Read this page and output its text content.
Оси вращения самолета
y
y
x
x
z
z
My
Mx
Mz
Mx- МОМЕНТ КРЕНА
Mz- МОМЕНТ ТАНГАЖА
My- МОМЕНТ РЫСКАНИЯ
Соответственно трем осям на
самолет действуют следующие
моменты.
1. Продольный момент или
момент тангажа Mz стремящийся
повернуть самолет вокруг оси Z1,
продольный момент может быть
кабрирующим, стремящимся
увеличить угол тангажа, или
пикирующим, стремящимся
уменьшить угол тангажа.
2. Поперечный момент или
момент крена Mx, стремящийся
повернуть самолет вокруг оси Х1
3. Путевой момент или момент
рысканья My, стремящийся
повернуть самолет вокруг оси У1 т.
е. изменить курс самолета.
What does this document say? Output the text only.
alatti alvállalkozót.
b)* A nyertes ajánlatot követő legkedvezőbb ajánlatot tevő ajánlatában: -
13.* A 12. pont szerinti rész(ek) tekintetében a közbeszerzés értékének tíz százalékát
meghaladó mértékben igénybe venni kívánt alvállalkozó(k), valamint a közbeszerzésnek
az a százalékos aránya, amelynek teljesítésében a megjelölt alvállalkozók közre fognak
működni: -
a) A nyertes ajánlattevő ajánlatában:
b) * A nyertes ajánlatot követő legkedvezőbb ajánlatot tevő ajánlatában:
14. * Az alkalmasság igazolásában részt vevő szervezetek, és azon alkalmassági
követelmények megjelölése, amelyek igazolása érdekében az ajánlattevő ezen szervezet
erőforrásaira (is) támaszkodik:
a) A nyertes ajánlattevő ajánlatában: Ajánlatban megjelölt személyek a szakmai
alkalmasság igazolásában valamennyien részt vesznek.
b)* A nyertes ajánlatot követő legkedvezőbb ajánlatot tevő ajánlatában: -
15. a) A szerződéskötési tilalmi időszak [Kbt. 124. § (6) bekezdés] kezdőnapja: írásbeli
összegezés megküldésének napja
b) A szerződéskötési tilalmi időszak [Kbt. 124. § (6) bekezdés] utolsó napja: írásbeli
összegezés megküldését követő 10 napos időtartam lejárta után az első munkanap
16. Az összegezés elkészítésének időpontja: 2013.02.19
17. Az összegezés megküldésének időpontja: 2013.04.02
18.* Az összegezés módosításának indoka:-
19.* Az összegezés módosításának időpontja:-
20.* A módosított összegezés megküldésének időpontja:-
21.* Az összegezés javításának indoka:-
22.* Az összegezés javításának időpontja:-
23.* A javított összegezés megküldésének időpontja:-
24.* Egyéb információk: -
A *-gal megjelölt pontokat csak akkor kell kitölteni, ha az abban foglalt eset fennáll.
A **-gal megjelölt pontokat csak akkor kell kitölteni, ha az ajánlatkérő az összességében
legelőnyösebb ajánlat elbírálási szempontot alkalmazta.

+---+

**Problem details:**
From the first line to the last, please quote the material above exactly.

**Full solution:**
Read this page and output its text content.
Оси вращения самолета
y
y
x
x
z
z
My
Mx
Mz
Mx- МОМЕНТ КРЕНА
Mz- МОМЕНТ ТАНГАЖА
My- МОМЕНТ РЫСКАНИЯ
Соответственно трем осям на
самолет действуют следующие
моменты.
1. Продольный момент или
момент тангажа Mz стремящийся
повернуть самолет вокруг оси Z1,
продольный момент может быть
кабрирующим, стремящимся
увеличить угол тангажа, или
пикирующим, стремящимся
уменьшить угол тангажа.
2. Поперечный момент или
момент крена Mx, стремящийся
повернуть самолет вокруг оси Х1
3. Путевой момент или момент
рысканья My, стремящийся
повернуть самолет вокруг оси У1 т.
е. изменить курс самолета.
What does this document say? Output the text only.
alatti alvállalkozót.
b)* A nyertes ajánlatot követő legkedvezőbb ajánlatot tevő ajánlatában: -
13.* A 12. pont szerinti rész(ek) tekintetében a közbeszerzés értékének tíz százalékát
meghaladó mértékben igénybe venni kívánt alvállalkozó(k), valamint a közbeszerzésnek
az a százalékos aránya, amelynek teljesítésében a megjelölt alvállalkozók közre fognak
működni: -
a) A nyertes ajánlattevő ajánlatában:
b) * A nyertes ajánlatot követő legkedvezőbb ajánlatot tevő ajánlatában:
14. * Az alkalmasság igazolásában részt vevő szervezetek, és azon alkalmassági
követelmények megjelölése, amelyek igazolása érdekében az ajánlattevő ezen szervezet
erőforrásaira (is) támaszkodik:
a) A nyertes ajánlattevő ajánlatában: Ajánlatban megjelölt személyek a szakmai
alkalmasság igazolásában valamennyien részt vesznek.
b)* A nyertes ajánlatot követő legkedvezőbb ajánlatot tevő ajánlatában: -
15. a) A szerződéskötési tilalmi időszak [Kbt. 124. § (6) bekezdés] kezdőnapja: írásbeli
összegezés megküldésének napja
b) A szerződéskötési tilalmi időszak [Kbt. 124. § (6) bekezdés] utolsó napja: írásbeli
összegezés megküldését követő 10 napos időtartam lejárta után az első munkanap
16. Az összegezés elkészítésének időpontja: 2013.02.19
17. Az összegezés megküldésének időpontja: 2013.04.02
18.* Az összegezés módosításának indoka:-
19.* Az összegezés módosításának időpontja:-
20.* A módosított összegezés megküldésének időpontja:-
21.* Az összegezés javításának indoka:-
22.* Az összegezés javításának időpontja:-
23.* A javított összegezés megküldésének időpontja:-
24.* Egyéb információk: -
A *-gal megjelölt pontokat csak akkor kell kitölteni, ha az abban foglalt eset fennáll.
A **-gal megjelölt pontokat csak akkor kell kitölteni, ha az ajánlatkérő az összességében
legelőnyösebb ajánlat elbírálási szempontot alkalmazta.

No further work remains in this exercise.